======== Provided records
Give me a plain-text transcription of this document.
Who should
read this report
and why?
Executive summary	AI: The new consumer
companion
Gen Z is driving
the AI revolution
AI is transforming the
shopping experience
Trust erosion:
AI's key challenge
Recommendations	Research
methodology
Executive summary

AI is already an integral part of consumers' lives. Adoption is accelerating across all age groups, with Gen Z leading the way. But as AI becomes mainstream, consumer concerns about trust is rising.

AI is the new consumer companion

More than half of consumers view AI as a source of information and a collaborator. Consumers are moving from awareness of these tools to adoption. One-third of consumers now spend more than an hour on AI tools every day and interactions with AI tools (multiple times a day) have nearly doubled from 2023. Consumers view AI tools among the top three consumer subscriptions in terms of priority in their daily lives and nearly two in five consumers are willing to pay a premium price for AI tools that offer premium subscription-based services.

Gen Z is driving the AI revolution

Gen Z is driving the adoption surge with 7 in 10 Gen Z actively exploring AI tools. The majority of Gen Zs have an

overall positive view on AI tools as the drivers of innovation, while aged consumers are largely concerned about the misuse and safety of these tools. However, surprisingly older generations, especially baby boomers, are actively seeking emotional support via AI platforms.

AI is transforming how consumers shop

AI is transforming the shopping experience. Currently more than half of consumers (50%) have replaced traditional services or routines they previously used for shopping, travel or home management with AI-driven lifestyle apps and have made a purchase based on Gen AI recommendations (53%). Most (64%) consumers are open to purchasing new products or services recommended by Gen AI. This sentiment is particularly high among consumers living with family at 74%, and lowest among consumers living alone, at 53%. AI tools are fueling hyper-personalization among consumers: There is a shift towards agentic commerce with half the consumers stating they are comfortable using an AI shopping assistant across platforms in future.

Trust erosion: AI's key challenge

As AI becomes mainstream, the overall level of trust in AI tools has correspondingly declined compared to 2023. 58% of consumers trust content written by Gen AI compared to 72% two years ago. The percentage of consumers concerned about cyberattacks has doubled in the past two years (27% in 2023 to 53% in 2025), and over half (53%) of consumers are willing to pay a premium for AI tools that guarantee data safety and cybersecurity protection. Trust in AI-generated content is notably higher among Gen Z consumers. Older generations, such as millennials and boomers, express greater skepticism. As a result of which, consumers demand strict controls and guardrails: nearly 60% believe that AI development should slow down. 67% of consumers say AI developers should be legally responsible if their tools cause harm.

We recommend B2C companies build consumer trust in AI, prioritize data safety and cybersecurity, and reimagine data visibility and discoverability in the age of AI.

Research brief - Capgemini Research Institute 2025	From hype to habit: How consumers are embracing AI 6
================
From the listing above, extract all records word for word.

Give me a plain-text transcription of this document.
Who should
read this report
and why?
Executive summary	AI: The new consumer
companion
Gen Z is driving
the AI revolution
AI is transforming the
shopping experience
Trust erosion:
AI's key challenge
Recommendations	Research
methodology
Executive summary

AI is already an integral part of consumers' lives. Adoption is accelerating across all age groups, with Gen Z leading the way. But as AI becomes mainstream, consumer concerns about trust is rising.

AI is the new consumer companion

More than half of consumers view AI as a source of information and a collaborator. Consumers are moving from awareness of these tools to adoption. One-third of consumers now spend more than an hour on AI tools every day and interactions with AI tools (multiple times a day) have nearly doubled from 2023. Consumers view AI tools among the top three consumer subscriptions in terms of priority in their daily lives and nearly two in five consumers are willing to pay a premium price for AI tools that offer premium subscription-based services.

Gen Z is driving the AI revolution

Gen Z is driving the adoption surge with 7 in 10 Gen Z actively exploring AI tools. The majority of Gen Zs have an

overall positive view on AI tools as the drivers of innovation, while aged consumers are largely concerned about the misuse and safety of these tools. However, surprisingly older generations, especially baby boomers, are actively seeking emotional support via AI platforms.

AI is transforming how consumers shop

AI is transforming the shopping experience. Currently more than half of consumers (50%) have replaced traditional services or routines they previously used for shopping, travel or home management with AI-driven lifestyle apps and have made a purchase based on Gen AI recommendations (53%). Most (64%) consumers are open to purchasing new products or services recommended by Gen AI. This sentiment is particularly high among consumers living with family at 74%, and lowest among consumers living alone, at 53%. AI tools are fueling hyper-personalization among consumers: There is a shift towards agentic commerce with half the consumers stating they are comfortable using an AI shopping assistant across platforms in future.

Trust erosion: AI's key challenge

As AI becomes mainstream, the overall level of trust in AI tools has correspondingly declined compared to 2023. 58% of consumers trust content written by Gen AI compared to 72% two years ago. The percentage of consumers concerned about cyberattacks has doubled in the past two years (27% in 2023 to 53% in 2025), and over half (53%) of consumers are willing to pay a premium for AI tools that guarantee data safety and cybersecurity protection. Trust in AI-generated content is notably higher among Gen Z consumers. Older generations, such as millennials and boomers, express greater skepticism. As a result of which, consumers demand strict controls and guardrails: nearly 60% believe that AI development should slow down. 67% of consumers say AI developers should be legally responsible if their tools cause harm.

We recommend B2C companies build consumer trust in AI, prioritize data safety and cybersecurity, and reimagine data visibility and discoverability in the age of AI.

Research brief - Capgemini Research Institute 2025	From hype to habit: How consumers are embracing AI 6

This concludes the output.